From the listing below, return each line that includes "période".

Stored data:
--- Start ---

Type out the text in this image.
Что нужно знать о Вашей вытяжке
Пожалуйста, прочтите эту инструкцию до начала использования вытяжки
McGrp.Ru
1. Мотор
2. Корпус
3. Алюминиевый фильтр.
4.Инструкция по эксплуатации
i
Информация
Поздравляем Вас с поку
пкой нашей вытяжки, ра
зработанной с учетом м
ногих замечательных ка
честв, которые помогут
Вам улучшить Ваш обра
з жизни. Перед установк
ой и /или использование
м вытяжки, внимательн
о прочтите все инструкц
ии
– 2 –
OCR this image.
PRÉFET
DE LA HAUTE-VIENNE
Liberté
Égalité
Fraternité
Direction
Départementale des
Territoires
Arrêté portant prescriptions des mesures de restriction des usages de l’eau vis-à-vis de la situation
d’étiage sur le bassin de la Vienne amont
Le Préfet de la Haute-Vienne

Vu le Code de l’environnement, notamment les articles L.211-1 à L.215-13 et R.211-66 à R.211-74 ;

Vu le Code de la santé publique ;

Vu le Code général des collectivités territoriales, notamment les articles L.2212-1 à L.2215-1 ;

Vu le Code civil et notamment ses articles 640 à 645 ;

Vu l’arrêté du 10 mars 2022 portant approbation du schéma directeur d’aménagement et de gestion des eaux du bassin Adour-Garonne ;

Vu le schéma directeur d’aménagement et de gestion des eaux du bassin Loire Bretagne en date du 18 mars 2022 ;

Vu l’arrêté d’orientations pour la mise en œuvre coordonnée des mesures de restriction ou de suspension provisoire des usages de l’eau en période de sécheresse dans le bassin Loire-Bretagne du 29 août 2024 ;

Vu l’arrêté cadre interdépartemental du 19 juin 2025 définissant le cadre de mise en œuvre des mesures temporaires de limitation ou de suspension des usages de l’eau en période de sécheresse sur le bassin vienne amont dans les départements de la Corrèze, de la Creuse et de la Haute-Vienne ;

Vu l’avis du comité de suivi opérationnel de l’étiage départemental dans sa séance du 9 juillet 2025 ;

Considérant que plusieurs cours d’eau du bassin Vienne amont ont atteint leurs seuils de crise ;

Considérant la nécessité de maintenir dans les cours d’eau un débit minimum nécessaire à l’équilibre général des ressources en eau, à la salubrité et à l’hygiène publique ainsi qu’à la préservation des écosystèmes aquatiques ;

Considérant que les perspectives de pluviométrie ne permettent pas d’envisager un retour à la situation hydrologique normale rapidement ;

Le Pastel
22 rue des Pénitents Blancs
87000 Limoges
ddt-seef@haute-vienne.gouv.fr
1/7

--- End ---

• _Response below_
Vu l’arrêté d’orientations pour la mise en œuvre coordonnée des mesures de restriction ou de suspension provisoire des usages de l’eau en période de sécheresse dans le bassin Loire-Bretagne du 29 août 2024 ;
Vu l’arrêté cadre interdépartemental du 19 juin 2025 définissant le cadre de mise en œuvre des mesures temporaires de limitation ou de suspension des usages de l’eau en période de sécheresse sur le bassin vienne amont dans les départements de la Corrèze, de la Creuse et de la Haute-Vienne ;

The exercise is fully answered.